Stored records:

start

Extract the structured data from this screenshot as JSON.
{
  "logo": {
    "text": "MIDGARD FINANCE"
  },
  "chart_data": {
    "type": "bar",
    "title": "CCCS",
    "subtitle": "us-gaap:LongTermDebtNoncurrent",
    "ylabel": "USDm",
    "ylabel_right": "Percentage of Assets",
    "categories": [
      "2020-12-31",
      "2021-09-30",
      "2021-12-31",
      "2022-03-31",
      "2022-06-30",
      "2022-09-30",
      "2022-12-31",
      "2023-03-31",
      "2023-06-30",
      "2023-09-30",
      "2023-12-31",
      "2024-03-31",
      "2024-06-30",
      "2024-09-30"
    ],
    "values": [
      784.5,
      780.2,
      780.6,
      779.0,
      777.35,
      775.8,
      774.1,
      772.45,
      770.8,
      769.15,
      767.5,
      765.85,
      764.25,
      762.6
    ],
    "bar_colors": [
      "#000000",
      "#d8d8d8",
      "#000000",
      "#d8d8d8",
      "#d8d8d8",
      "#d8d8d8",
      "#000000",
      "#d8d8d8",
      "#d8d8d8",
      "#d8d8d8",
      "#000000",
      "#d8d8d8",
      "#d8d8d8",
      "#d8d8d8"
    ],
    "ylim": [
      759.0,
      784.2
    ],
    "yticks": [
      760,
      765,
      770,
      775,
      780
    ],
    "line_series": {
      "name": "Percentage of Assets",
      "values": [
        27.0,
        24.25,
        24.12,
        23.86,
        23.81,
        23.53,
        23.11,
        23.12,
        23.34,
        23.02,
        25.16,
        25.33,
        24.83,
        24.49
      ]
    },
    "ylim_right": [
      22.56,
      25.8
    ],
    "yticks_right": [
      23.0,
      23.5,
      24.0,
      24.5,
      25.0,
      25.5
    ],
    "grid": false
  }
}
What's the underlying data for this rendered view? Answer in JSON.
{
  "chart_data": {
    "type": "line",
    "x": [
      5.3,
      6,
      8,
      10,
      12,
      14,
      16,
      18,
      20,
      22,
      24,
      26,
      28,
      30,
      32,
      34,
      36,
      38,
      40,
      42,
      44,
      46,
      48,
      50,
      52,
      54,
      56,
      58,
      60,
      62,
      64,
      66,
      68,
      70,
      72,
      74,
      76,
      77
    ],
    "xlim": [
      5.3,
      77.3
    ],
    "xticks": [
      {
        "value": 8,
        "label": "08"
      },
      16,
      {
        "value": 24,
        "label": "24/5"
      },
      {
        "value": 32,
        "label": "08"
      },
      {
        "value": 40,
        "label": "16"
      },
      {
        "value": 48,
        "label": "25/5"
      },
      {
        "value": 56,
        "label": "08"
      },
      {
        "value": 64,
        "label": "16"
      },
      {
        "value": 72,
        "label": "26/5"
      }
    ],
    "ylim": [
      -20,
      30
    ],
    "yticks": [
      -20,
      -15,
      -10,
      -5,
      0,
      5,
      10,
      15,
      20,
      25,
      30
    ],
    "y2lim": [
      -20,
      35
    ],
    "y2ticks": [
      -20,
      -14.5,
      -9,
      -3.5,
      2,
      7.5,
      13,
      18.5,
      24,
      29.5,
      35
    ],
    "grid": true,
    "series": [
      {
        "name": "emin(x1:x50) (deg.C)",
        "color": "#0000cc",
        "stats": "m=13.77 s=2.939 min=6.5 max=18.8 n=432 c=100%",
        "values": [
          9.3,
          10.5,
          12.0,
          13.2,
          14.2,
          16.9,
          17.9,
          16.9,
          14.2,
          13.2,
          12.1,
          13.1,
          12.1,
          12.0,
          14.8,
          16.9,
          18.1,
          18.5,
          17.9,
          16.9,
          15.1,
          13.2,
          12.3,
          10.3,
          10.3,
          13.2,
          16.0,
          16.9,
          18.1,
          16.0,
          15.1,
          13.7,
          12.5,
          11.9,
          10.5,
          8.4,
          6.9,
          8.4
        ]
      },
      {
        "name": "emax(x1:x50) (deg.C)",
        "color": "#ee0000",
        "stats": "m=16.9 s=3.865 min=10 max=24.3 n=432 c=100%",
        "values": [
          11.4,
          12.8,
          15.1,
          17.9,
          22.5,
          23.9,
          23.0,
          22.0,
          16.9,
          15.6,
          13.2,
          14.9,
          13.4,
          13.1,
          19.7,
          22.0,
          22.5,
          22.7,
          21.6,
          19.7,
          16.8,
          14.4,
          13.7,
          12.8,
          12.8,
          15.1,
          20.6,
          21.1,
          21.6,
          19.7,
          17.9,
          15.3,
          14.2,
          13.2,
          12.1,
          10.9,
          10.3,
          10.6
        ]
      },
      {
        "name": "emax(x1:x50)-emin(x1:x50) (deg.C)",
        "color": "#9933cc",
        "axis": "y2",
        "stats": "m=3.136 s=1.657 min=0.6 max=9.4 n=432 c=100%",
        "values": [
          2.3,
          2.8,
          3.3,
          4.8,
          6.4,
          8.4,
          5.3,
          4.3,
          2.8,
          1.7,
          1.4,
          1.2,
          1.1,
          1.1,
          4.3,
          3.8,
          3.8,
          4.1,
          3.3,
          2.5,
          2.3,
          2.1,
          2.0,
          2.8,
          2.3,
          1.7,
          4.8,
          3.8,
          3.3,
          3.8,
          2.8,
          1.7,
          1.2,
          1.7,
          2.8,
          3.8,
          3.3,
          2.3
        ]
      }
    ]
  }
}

end

OBJECTIVE: Make an exact copy of the records.

OUTPUT:
Extract the structured data from this screenshot as JSON.
{
  "logo": {
    "text": "MIDGARD FINANCE"
  },
  "chart_data": {
    "type": "bar",
    "title": "CCCS",
    "subtitle": "us-gaap:LongTermDebtNoncurrent",
    "ylabel": "USDm",
    "ylabel_right": "Percentage of Assets",
    "categories": [
      "2020-12-31",
      "2021-09-30",
      "2021-12-31",
      "2022-03-31",
      "2022-06-30",
      "2022-09-30",
      "2022-12-31",
      "2023-03-31",
      "2023-06-30",
      "2023-09-30",
      "2023-12-31",
      "2024-03-31",
      "2024-06-30",
      "2024-09-30"
    ],
    "values": [
      784.5,
      780.2,
      780.6,
      779.0,
      777.35,
      775.8,
      774.1,
      772.45,
      770.8,
      769.15,
      767.5,
      765.85,
      764.25,
      762.6
    ],
    "bar_colors": [
      "#000000",
      "#d8d8d8",
      "#000000",
      "#d8d8d8",
      "#d8d8d8",
      "#d8d8d8",
      "#000000",
      "#d8d8d8",
      "#d8d8d8",
      "#d8d8d8",
      "#000000",
      "#d8d8d8",
      "#d8d8d8",
      "#d8d8d8"
    ],
    "ylim": [
      759.0,
      784.2
    ],
    "yticks": [
      760,
      765,
      770,
      775,
      780
    ],
    "line_series": {
      "name": "Percentage of Assets",
      "values": [
        27.0,
        24.25,
        24.12,
        23.86,
        23.81,
        23.53,
        23.11,
        23.12,
        23.34,
        23.02,
        25.16,
        25.33,
        24.83,
        24.49
      ]
    },
    "ylim_right": [
      22.56,
      25.8
    ],
    "yticks_right": [
      23.0,
      23.5,
      24.0,
      24.5,
      25.0,
      25.5
    ],
    "grid": false
  }
}
What's the underlying data for this rendered view? Answer in JSON.
{
  "chart_data": {
    "type": "line",
    "x": [
      5.3,
      6,
      8,
      10,
      12,
      14,
      16,
      18,
      20,
      22,
      24,
      26,
      28,
      30,
      32,
      34,
      36,
      38,
      40,
      42,
      44,
      46,
      48,
      50,
      52,
      54,
      56,
      58,
      60,
      62,
      64,
      66,
      68,
      70,
      72,
      74,
      76,
      77
    ],
    "xlim": [
      5.3,
      77.3
    ],
    "xticks": [
      {
        "value": 8,
        "label": "08"
      },
      16,
      {
        "value": 24,
        "label": "24/5"
      },
      {
        "value": 32,
        "label": "08"
      },
      {
        "value": 40,
        "label": "16"
      },
      {
        "value": 48,
        "label": "25/5"
      },
      {
        "value": 56,
        "label": "08"
      },
      {
        "value": 64,
        "label": "16"
      },
      {
        "value": 72,
        "label": "26/5"
      }
    ],
    "ylim": [
      -20,
      30
    ],
    "yticks": [
      -20,
      -15,
      -10,
      -5,
      0,
      5,
      10,
      15,
      20,
      25,
      30
    ],
    "y2lim": [
      -20,
      35
    ],
    "y2ticks": [
      -20,
      -14.5,
      -9,
      -3.5,
      2,
      7.5,
      13,
      18.5,
      24,
      29.5,
      35
    ],
    "grid": true,
    "series": [
      {
        "name": "emin(x1:x50) (deg.C)",
        "color": "#0000cc",
        "stats": "m=13.77 s=2.939 min=6.5 max=18.8 n=432 c=100%",
        "values": [
          9.3,
          10.5,
          12.0,
          13.2,
          14.2,
          16.9,
          17.9,
          16.9,
          14.2,
          13.2,
          12.1,
          13.1,
          12.1,
          12.0,
          14.8,
          16.9,
          18.1,
          18.5,
          17.9,
          16.9,
          15.1,
          13.2,
          12.3,
          10.3,
          10.3,
          13.2,
          16.0,
          16.9,
          18.1,
          16.0,
          15.1,
          13.7,
          12.5,
          11.9,
          10.5,
          8.4,
          6.9,
          8.4
        ]
      },
      {
        "name": "emax(x1:x50) (deg.C)",
        "color": "#ee0000",
        "stats": "m=16.9 s=3.865 min=10 max=24.3 n=432 c=100%",
        "values": [
          11.4,
          12.8,
          15.1,
          17.9,
          22.5,
          23.9,
          23.0,
          22.0,
          16.9,
          15.6,
          13.2,
          14.9,
          13.4,
          13.1,
          19.7,
          22.0,
          22.5,
          22.7,
          21.6,
          19.7,
          16.8,
          14.4,
          13.7,
          12.8,
          12.8,
          15.1,
          20.6,
          21.1,
          21.6,
          19.7,
          17.9,
          15.3,
          14.2,
          13.2,
          12.1,
          10.9,
          10.3,
          10.6
        ]
      },
      {
        "name": "emax(x1:x50)-emin(x1:x50) (deg.C)",
        "color": "#9933cc",
        "axis": "y2",
        "stats": "m=3.136 s=1.657 min=0.6 max=9.4 n=432 c=100%",
        "values": [
          2.3,
          2.8,
          3.3,
          4.8,
          6.4,
          8.4,
          5.3,
          4.3,
          2.8,
          1.7,
          1.4,
          1.2,
          1.1,
          1.1,
          4.3,
          3.8,
          3.8,
          4.1,
          3.3,
          2.5,
          2.3,
          2.1,
          2.0,
          2.8,
          2.3,
          1.7,
          4.8,
          3.8,
          3.3,
          3.8,
          2.8,
          1.7,
          1.2,
          1.7,
          2.8,
          3.8,
          3.3,
          2.3
        ]
      }
    ]
  }
}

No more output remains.